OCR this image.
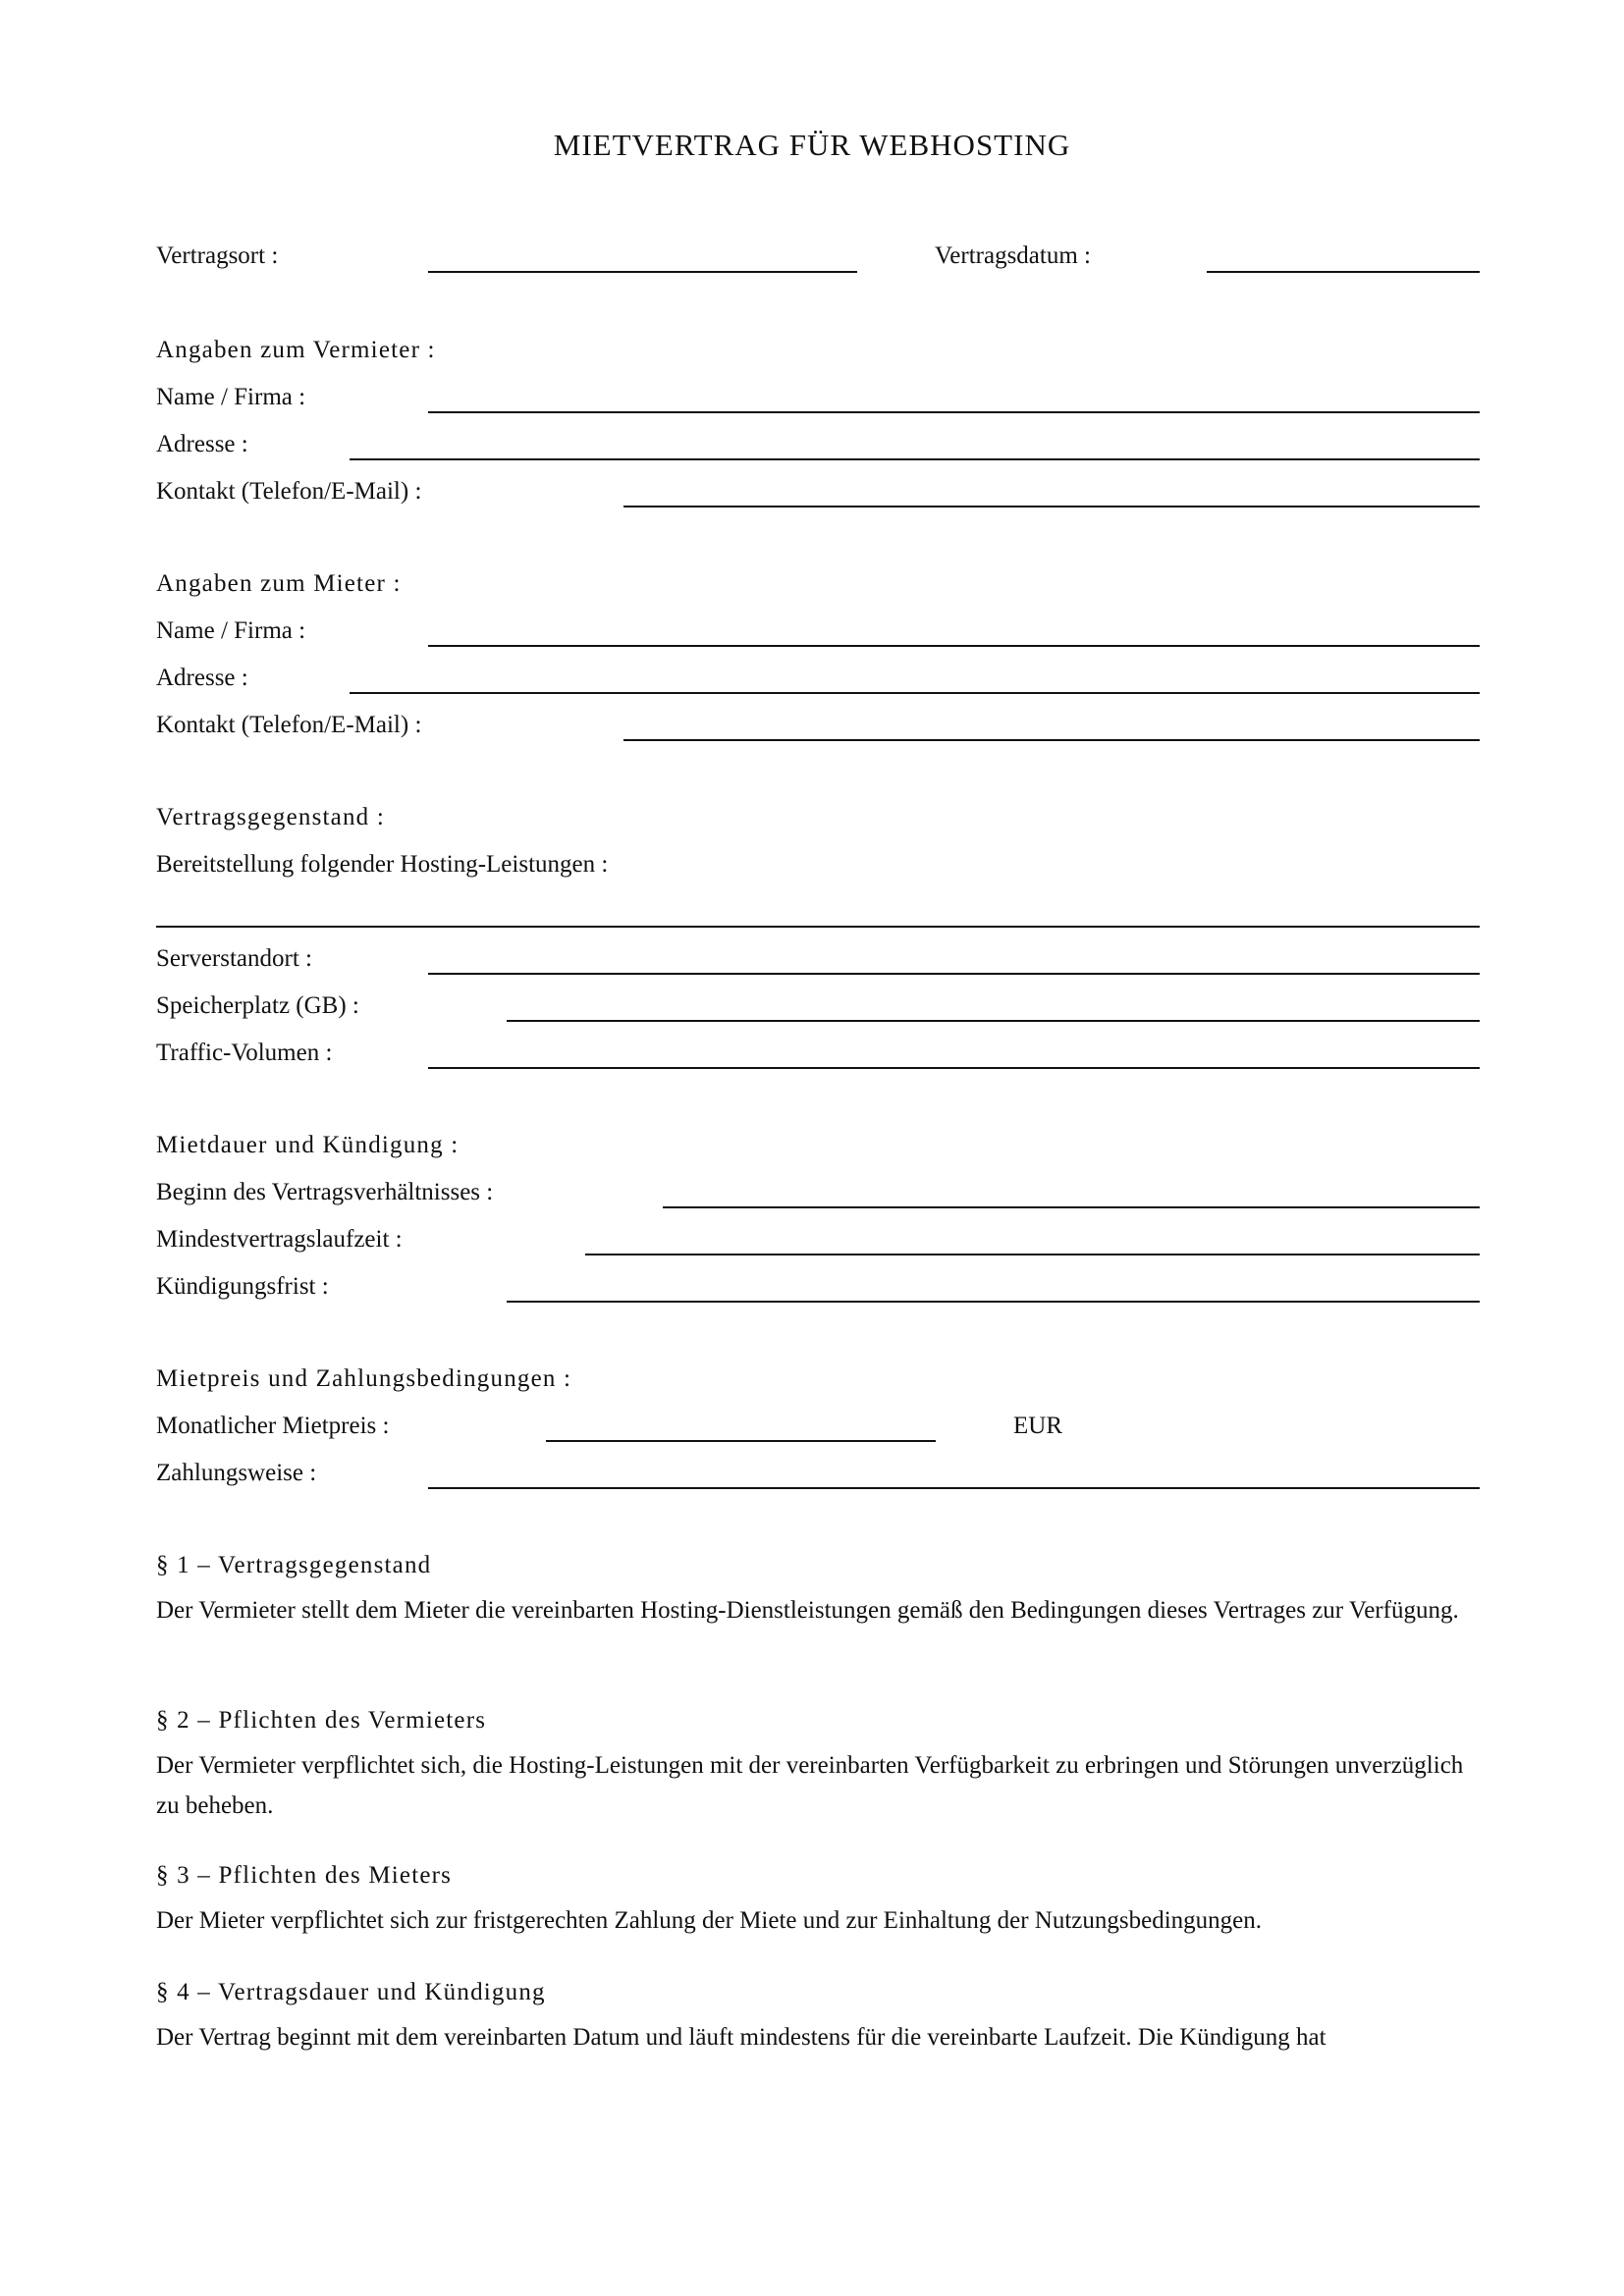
MIETVERTRAG FÜR WEBHOSTING
Vertragsort :	Vertragsdatum :
Angaben zum Vermieter :
Name / Firma :
Adresse :
Kontakt (Telefon/E-Mail) :
Angaben zum Mieter :
Name / Firma :
Adresse :
Kontakt (Telefon/E-Mail) :
Vertragsgegenstand :
Bereitstellung folgender Hosting-Leistungen :
Serverstandort :
Speicherplatz (GB) :
Traffic-Volumen :
Mietdauer und Kündigung :
Beginn des Vertragsverhältnisses :
Mindestvertragslaufzeit :
Kündigungsfrist :
Mietpreis und Zahlungsbedingungen :
Monatlicher Mietpreis :	EUR
Zahlungsweise :
§ 1 – Vertragsgegenstand
Der Vermieter stellt dem Mieter die vereinbarten Hosting-Dienstleistungen gemäß den Bedingungen dieses Vertrages zur Verfügung.
§ 2 – Pflichten des Vermieters
Der Vermieter verpflichtet sich, die Hosting-Leistungen mit der vereinbarten Verfügbarkeit zu erbringen und Störungen unverzüglich zu beheben.
§ 3 – Pflichten des Mieters
Der Mieter verpflichtet sich zur fristgerechten Zahlung der Miete und zur Einhaltung der Nutzungsbedingungen.
§ 4 – Vertragsdauer und Kündigung
Der Vertrag beginnt mit dem vereinbarten Datum und läuft mindestens für die vereinbarte Laufzeit. Die Kündigung hat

## INSTRUCTION
Which lines contain "verpflichtet"? Copy each of them out.

## CORRECT RESPONSE
Der Vermieter verpflichtet sich, die Hosting-Leistungen mit der vereinbarten Verfügbarkeit zu erbringen und Störungen unverzüglich zu beheben.
Der Mieter verpflichtet sich zur fristgerechten Zahlung der Miete und zur Einhaltung der Nutzungsbedingungen.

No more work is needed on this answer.